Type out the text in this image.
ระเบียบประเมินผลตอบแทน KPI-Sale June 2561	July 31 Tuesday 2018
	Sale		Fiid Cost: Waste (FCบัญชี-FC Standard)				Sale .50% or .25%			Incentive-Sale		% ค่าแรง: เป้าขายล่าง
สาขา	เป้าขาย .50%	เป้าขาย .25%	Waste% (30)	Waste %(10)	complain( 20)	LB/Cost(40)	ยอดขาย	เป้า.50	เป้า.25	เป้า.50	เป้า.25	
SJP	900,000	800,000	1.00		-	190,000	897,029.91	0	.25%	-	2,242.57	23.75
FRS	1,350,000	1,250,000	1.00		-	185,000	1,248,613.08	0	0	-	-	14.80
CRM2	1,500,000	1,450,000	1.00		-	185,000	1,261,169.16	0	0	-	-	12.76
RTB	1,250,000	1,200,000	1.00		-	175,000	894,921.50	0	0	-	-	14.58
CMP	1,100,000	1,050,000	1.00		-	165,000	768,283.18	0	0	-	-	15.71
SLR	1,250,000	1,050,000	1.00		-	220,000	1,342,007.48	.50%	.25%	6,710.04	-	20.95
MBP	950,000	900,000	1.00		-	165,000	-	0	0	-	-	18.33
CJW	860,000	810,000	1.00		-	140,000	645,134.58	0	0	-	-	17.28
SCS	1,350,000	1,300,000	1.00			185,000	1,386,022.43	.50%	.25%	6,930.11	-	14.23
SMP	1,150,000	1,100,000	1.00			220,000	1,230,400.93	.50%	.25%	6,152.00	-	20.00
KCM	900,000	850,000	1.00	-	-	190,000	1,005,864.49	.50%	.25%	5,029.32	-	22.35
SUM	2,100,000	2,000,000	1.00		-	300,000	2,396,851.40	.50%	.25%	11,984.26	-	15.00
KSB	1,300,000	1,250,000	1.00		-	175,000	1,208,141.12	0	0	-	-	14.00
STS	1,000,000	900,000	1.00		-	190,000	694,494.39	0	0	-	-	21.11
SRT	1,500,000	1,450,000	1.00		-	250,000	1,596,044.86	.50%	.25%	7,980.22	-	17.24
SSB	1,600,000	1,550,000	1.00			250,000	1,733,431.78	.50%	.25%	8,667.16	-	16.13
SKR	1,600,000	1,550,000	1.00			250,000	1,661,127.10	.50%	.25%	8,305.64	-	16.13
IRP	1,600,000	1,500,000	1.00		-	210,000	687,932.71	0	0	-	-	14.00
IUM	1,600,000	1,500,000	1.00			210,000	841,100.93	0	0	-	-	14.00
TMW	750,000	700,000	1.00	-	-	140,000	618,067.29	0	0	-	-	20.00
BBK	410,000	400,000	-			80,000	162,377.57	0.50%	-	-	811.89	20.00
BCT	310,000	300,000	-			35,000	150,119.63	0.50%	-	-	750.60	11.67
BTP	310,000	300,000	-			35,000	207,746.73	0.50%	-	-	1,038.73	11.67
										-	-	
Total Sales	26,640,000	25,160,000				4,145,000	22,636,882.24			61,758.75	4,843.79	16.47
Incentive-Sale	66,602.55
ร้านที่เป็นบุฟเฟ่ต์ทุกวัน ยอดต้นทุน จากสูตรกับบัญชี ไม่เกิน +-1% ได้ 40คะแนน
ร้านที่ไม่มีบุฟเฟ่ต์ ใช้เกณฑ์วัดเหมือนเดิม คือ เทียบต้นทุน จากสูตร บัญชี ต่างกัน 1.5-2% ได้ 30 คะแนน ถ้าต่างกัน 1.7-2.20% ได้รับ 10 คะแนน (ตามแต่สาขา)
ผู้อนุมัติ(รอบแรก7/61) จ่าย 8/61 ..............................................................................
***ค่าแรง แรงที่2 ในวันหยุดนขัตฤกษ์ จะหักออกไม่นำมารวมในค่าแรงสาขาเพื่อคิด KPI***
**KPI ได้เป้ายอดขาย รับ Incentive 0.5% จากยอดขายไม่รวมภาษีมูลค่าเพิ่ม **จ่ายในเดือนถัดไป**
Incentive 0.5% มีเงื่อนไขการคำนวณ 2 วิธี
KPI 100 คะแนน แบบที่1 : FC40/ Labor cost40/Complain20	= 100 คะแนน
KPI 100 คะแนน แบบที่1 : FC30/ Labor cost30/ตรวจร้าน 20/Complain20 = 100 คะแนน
┄┄┄┄┄┄
## Task requirements
Counting only lines of the data above that hold "าแรง", report the total and nothing else.

## Task solution
2